EXERCISE AIM
Give back all the data exactly, line by line.

[Stored entries]
[Begin]
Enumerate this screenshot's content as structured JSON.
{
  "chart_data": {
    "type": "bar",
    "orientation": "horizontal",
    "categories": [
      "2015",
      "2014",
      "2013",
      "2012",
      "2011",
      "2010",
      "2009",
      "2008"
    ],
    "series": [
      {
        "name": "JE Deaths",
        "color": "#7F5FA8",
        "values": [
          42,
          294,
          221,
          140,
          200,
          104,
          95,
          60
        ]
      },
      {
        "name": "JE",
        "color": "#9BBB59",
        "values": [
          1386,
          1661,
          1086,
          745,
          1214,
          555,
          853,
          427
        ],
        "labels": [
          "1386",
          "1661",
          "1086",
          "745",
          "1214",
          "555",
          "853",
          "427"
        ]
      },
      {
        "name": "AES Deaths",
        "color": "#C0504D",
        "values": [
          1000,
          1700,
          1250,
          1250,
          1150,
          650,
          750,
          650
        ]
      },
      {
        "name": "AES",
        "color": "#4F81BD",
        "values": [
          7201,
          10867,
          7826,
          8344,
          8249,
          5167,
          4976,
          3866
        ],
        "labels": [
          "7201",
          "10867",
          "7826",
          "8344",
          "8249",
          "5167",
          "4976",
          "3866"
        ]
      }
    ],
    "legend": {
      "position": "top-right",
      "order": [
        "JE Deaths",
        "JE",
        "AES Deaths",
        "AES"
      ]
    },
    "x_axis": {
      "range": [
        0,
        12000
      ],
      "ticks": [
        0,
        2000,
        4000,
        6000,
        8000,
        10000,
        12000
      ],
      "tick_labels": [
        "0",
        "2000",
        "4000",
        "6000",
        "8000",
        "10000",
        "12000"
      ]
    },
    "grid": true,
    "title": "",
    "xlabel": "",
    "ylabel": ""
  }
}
[End]
EXERCISE RESPONSE
Enumerate this screenshot's content as structured JSON.
{
  "chart_data": {
    "type": "bar",
    "orientation": "horizontal",
    "categories": [
      "2015",
      "2014",
      "2013",
      "2012",
      "2011",
      "2010",
      "2009",
      "2008"
    ],
    "series": [
      {
        "name": "JE Deaths",
        "color": "#7F5FA8",
        "values": [
          42,
          294,
          221,
          140,
          200,
          104,
          95,
          60
        ]
      },
      {
        "name": "JE",
        "color": "#9BBB59",
        "values": [
          1386,
          1661,
          1086,
          745,
          1214,
          555,
          853,
          427
        ],
        "labels": [
          "1386",
          "1661",
          "1086",
          "745",
          "1214",
          "555",
          "853",
          "427"
        ]
      },
      {
        "name": "AES Deaths",
        "color": "#C0504D",
        "values": [
          1000,
          1700,
          1250,
          1250,
          1150,
          650,
          750,
          650
        ]
      },
      {
        "name": "AES",
        "color": "#4F81BD",
        "values": [
          7201,
          10867,
          7826,
          8344,
          8249,
          5167,
          4976,
          3866
        ],
        "labels": [
          "7201",
          "10867",
          "7826",
          "8344",
          "8249",
          "5167",
          "4976",
          "3866"
        ]
      }
    ],
    "legend": {
      "position": "top-right",
      "order": [
        "JE Deaths",
        "JE",
        "AES Deaths",
        "AES"
      ]
    },
    "x_axis": {
      "range": [
        0,
        12000
      ],
      "ticks": [
        0,
        2000,
        4000,
        6000,
        8000,
        10000,
        12000
      ],
      "tick_labels": [
        "0",
        "2000",
        "4000",
        "6000",
        "8000",
        "10000",
        "12000"
      ]
    },
    "grid": true,
    "title": "",
    "xlabel": "",
    "ylabel": ""
  }
}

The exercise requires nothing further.